-- START OF EXERCISE INPUTS --

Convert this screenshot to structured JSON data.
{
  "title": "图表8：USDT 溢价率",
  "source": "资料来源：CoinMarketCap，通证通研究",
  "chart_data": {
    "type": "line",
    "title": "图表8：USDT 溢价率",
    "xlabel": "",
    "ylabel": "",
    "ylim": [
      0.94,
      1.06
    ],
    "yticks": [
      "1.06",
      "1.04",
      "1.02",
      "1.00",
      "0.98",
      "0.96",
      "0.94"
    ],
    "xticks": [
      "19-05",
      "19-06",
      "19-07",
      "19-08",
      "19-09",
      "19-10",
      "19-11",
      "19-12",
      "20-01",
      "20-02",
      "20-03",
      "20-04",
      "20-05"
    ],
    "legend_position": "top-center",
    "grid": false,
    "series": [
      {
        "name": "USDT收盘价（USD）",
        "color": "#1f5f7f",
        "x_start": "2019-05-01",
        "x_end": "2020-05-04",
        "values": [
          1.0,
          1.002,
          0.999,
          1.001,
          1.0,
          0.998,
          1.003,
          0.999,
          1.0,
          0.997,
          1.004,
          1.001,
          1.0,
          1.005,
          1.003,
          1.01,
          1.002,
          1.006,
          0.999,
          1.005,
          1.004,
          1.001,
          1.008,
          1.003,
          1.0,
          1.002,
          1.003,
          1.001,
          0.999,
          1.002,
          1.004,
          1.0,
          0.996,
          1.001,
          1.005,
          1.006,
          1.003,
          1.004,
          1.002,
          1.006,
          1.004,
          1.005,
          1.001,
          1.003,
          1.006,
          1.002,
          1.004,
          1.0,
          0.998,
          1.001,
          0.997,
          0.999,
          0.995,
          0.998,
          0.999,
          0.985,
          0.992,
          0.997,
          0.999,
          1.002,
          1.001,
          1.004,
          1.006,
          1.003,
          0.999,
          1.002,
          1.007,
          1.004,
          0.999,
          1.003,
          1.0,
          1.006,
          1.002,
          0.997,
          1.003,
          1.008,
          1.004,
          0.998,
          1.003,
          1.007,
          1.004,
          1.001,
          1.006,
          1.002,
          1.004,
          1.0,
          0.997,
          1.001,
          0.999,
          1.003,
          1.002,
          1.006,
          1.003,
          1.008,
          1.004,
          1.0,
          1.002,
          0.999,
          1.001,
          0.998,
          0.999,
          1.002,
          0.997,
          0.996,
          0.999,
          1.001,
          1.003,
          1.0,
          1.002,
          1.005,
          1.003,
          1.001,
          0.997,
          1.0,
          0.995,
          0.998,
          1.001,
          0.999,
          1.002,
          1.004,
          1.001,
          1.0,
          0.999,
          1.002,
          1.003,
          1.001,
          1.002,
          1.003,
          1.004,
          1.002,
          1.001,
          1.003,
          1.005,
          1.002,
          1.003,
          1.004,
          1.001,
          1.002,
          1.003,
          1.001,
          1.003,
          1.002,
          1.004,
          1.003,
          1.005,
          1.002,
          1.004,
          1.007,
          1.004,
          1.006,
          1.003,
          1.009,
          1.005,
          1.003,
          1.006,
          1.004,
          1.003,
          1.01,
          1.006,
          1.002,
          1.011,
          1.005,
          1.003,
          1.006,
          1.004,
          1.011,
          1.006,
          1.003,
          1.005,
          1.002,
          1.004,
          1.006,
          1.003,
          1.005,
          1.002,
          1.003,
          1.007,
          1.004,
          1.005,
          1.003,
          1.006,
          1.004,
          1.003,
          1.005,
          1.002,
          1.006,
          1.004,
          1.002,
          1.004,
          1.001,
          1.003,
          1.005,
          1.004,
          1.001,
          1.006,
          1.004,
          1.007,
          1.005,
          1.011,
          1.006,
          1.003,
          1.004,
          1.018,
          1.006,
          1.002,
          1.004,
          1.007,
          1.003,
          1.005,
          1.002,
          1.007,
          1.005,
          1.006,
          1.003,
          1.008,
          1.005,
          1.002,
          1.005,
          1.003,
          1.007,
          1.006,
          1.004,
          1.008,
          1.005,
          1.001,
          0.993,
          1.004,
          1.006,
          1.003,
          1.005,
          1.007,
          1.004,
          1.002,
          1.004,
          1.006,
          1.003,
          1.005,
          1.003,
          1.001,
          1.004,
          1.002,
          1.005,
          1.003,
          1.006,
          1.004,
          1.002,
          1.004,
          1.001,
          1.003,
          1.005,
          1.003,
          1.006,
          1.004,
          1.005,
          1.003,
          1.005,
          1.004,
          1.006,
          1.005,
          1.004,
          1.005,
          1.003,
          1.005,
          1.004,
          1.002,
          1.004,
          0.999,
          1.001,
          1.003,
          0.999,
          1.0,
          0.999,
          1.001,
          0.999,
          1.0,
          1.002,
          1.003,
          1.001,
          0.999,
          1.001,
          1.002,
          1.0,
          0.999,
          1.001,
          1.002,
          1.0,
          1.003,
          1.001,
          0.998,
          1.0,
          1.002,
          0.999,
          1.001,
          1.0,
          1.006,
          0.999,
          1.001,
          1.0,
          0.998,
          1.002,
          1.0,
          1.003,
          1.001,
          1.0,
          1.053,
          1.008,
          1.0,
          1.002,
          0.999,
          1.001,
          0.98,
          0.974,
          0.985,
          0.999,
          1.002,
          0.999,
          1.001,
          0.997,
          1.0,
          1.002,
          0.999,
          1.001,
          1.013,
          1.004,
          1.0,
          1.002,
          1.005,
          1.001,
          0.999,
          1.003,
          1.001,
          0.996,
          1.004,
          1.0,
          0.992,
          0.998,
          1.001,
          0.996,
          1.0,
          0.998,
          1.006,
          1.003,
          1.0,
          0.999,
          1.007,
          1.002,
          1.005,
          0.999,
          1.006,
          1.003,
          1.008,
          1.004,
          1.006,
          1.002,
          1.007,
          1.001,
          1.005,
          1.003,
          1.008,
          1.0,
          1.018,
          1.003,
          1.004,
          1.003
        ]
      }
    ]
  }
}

-- END OF EXERCISE INPUTS --
-- START OF EXERCISE INPUTS --

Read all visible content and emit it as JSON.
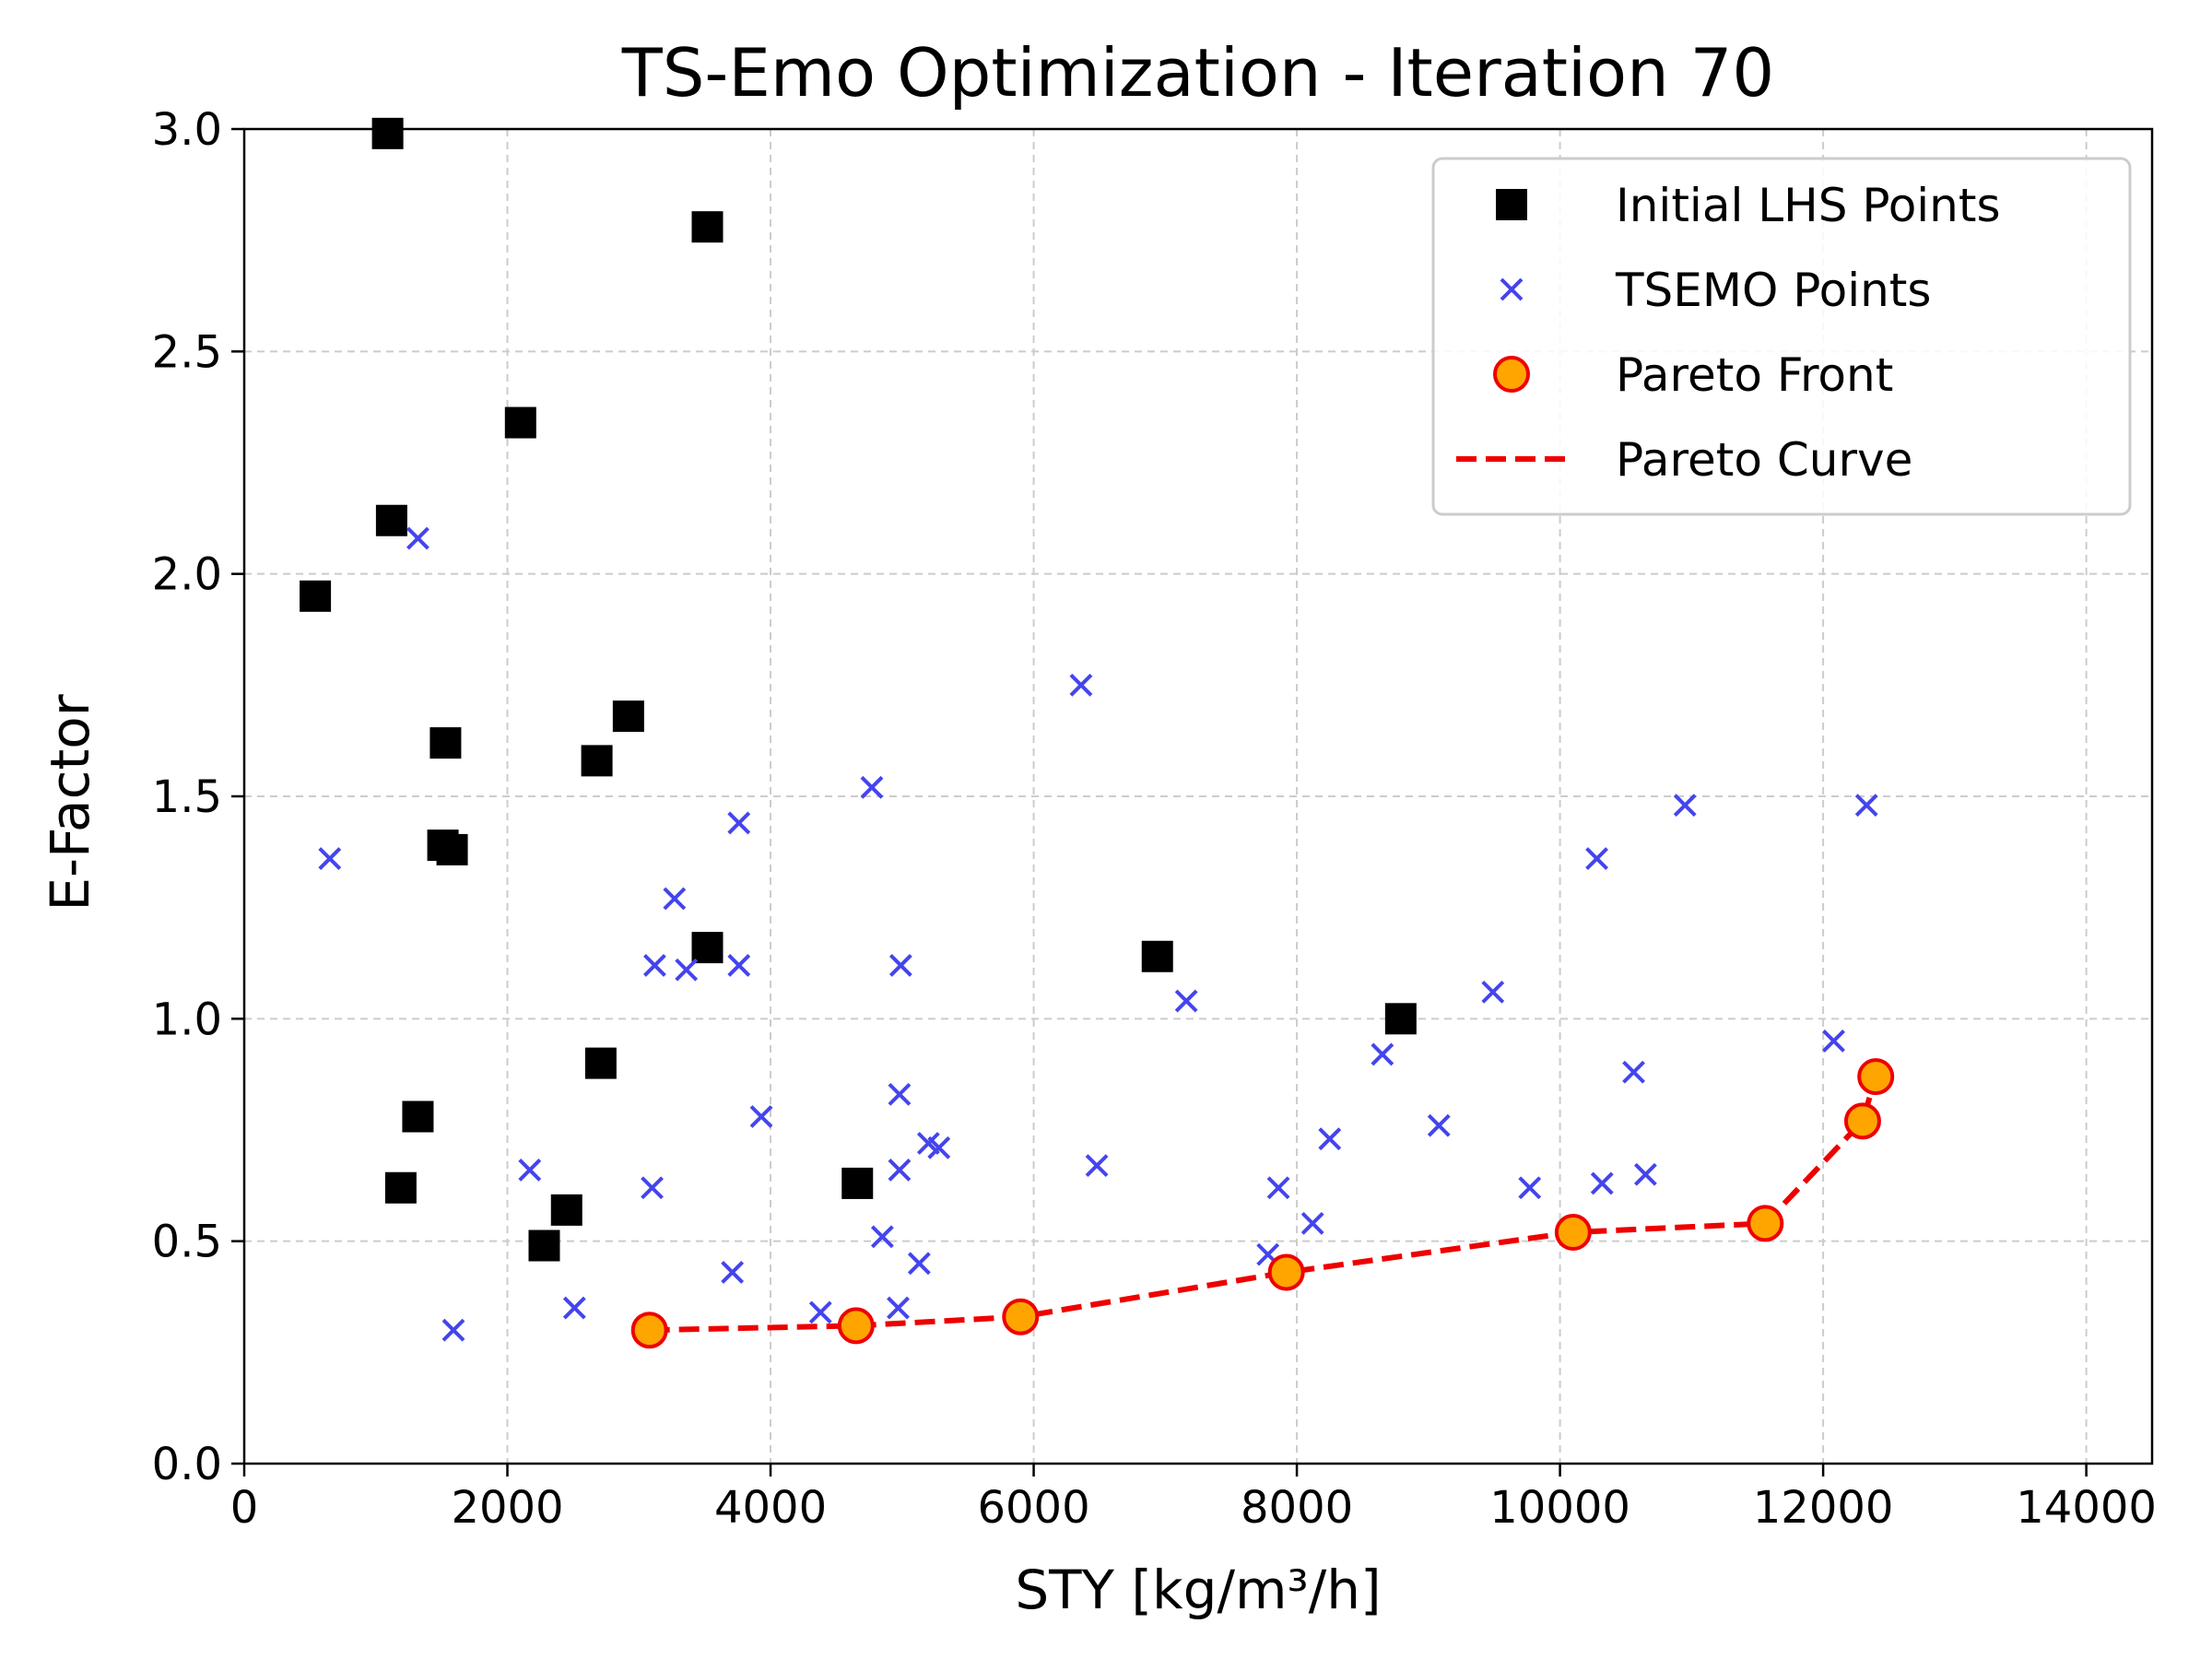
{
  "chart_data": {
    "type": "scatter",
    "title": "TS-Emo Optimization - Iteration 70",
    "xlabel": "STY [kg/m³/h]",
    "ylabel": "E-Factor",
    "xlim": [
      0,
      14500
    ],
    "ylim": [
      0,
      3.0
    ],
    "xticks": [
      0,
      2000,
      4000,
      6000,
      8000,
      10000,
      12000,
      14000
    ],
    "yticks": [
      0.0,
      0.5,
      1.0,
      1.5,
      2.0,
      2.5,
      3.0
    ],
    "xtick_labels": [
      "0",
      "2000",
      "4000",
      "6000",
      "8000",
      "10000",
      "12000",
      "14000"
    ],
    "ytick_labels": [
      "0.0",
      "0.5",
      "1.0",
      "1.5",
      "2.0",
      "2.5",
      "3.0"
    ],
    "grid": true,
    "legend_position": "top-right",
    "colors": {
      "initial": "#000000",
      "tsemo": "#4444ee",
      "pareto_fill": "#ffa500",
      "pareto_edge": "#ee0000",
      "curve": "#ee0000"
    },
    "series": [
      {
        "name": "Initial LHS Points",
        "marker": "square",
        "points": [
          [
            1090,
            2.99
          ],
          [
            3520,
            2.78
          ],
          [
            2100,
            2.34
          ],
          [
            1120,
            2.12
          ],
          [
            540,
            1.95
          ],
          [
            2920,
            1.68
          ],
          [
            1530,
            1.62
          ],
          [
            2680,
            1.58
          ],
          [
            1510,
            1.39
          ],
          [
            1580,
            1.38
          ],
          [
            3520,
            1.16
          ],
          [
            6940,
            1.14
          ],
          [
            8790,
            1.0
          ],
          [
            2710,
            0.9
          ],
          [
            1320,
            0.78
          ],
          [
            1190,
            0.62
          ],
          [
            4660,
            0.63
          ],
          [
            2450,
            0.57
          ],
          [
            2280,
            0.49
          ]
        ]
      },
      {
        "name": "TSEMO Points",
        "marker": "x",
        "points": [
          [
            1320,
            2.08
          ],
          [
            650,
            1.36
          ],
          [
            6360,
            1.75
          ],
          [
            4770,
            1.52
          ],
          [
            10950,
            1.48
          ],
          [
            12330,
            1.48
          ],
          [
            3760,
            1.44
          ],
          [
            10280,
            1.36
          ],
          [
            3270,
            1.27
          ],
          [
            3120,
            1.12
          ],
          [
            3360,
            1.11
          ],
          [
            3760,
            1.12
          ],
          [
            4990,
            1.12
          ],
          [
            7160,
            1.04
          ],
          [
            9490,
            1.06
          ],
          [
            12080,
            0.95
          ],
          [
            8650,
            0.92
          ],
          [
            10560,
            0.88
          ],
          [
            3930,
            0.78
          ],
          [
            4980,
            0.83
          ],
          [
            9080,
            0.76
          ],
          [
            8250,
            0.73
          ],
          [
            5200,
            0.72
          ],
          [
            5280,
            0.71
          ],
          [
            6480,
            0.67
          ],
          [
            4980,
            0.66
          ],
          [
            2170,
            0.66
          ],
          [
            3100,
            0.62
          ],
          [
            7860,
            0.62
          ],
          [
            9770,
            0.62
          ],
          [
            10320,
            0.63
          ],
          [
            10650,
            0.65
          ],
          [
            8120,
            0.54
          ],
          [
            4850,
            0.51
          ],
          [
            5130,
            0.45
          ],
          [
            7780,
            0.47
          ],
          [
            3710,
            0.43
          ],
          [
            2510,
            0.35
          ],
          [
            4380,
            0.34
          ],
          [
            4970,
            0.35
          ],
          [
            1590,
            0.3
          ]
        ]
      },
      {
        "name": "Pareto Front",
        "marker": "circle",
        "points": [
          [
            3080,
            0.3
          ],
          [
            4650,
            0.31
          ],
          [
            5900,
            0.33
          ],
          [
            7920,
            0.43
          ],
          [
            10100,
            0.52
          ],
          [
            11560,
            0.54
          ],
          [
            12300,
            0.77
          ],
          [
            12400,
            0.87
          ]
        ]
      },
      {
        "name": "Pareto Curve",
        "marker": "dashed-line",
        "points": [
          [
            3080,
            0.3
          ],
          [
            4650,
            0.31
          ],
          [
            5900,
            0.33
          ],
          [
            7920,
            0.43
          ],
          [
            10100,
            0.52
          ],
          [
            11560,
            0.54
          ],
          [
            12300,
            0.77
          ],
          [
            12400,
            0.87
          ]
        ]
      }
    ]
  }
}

-- END OF EXERCISE INPUTS --

» **GOAL OF THE EXERCISE**
Copy every line of the records above that holds the word "marker".

» **FINISHED EXERCISE**
        "marker": "square",
        "marker": "x",
        "marker": "circle",
        "marker": "dashed-line",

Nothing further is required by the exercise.